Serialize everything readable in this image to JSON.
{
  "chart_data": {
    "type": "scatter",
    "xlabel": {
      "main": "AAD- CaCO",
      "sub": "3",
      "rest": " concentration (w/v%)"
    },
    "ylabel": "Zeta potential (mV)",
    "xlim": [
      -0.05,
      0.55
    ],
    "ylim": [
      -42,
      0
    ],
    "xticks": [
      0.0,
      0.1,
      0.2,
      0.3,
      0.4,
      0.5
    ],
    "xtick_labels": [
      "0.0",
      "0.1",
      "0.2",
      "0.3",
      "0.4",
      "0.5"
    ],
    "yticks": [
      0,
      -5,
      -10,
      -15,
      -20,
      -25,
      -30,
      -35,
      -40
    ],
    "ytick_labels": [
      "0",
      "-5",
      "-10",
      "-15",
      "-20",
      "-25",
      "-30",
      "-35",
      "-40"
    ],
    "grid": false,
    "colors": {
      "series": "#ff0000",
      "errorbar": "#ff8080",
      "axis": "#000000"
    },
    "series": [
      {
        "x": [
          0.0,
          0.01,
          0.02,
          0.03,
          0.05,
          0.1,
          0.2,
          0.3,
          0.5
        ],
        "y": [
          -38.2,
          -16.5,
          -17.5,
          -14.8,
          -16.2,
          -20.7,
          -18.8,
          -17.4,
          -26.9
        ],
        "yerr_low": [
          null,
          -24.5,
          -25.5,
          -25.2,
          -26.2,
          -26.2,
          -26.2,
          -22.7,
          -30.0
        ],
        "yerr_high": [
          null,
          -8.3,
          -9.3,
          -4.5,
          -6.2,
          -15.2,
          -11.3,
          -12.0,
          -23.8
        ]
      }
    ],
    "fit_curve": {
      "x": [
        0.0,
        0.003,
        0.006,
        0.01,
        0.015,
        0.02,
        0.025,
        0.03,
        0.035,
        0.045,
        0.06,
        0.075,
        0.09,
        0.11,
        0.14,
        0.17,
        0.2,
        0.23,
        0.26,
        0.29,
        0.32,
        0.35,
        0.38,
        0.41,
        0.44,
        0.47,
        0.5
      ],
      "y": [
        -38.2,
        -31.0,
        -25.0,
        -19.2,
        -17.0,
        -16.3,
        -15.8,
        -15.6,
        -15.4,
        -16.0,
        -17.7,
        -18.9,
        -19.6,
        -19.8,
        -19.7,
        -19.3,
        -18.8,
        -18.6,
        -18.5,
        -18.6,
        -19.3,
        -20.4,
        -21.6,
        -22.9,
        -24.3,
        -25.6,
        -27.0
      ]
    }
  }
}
• • • •
_The exercise_: Write the material out again in its entirety, exactly as shown.

_Final answer_:
Serialize everything readable in this image to JSON.
{
  "chart_data": {
    "type": "scatter",
    "xlabel": {
      "main": "AAD- CaCO",
      "sub": "3",
      "rest": " concentration (w/v%)"
    },
    "ylabel": "Zeta potential (mV)",
    "xlim": [
      -0.05,
      0.55
    ],
    "ylim": [
      -42,
      0
    ],
    "xticks": [
      0.0,
      0.1,
      0.2,
      0.3,
      0.4,
      0.5
    ],
    "xtick_labels": [
      "0.0",
      "0.1",
      "0.2",
      "0.3",
      "0.4",
      "0.5"
    ],
    "yticks": [
      0,
      -5,
      -10,
      -15,
      -20,
      -25,
      -30,
      -35,
      -40
    ],
    "ytick_labels": [
      "0",
      "-5",
      "-10",
      "-15",
      "-20",
      "-25",
      "-30",
      "-35",
      "-40"
    ],
    "grid": false,
    "colors": {
      "series": "#ff0000",
      "errorbar": "#ff8080",
      "axis": "#000000"
    },
    "series": [
      {
        "x": [
          0.0,
          0.01,
          0.02,
          0.03,
          0.05,
          0.1,
          0.2,
          0.3,
          0.5
        ],
        "y": [
          -38.2,
          -16.5,
          -17.5,
          -14.8,
          -16.2,
          -20.7,
          -18.8,
          -17.4,
          -26.9
        ],
        "yerr_low": [
          null,
          -24.5,
          -25.5,
          -25.2,
          -26.2,
          -26.2,
          -26.2,
          -22.7,
          -30.0
        ],
        "yerr_high": [
          null,
          -8.3,
          -9.3,
          -4.5,
          -6.2,
          -15.2,
          -11.3,
          -12.0,
          -23.8
        ]
      }
    ],
    "fit_curve": {
      "x": [
        0.0,
        0.003,
        0.006,
        0.01,
        0.015,
        0.02,
        0.025,
        0.03,
        0.035,
        0.045,
        0.06,
        0.075,
        0.09,
        0.11,
        0.14,
        0.17,
        0.2,
        0.23,
        0.26,
        0.29,
        0.32,
        0.35,
        0.38,
        0.41,
        0.44,
        0.47,
        0.5
      ],
      "y": [
        -38.2,
        -31.0,
        -25.0,
        -19.2,
        -17.0,
        -16.3,
        -15.8,
        -15.6,
        -15.4,
        -16.0,
        -17.7,
        -18.9,
        -19.6,
        -19.8,
        -19.7,
        -19.3,
        -18.8,
        -18.6,
        -18.5,
        -18.6,
        -19.3,
        -20.4,
        -21.6,
        -22.9,
        -24.3,
        -25.6,
        -27.0
      ]
    }
  }
}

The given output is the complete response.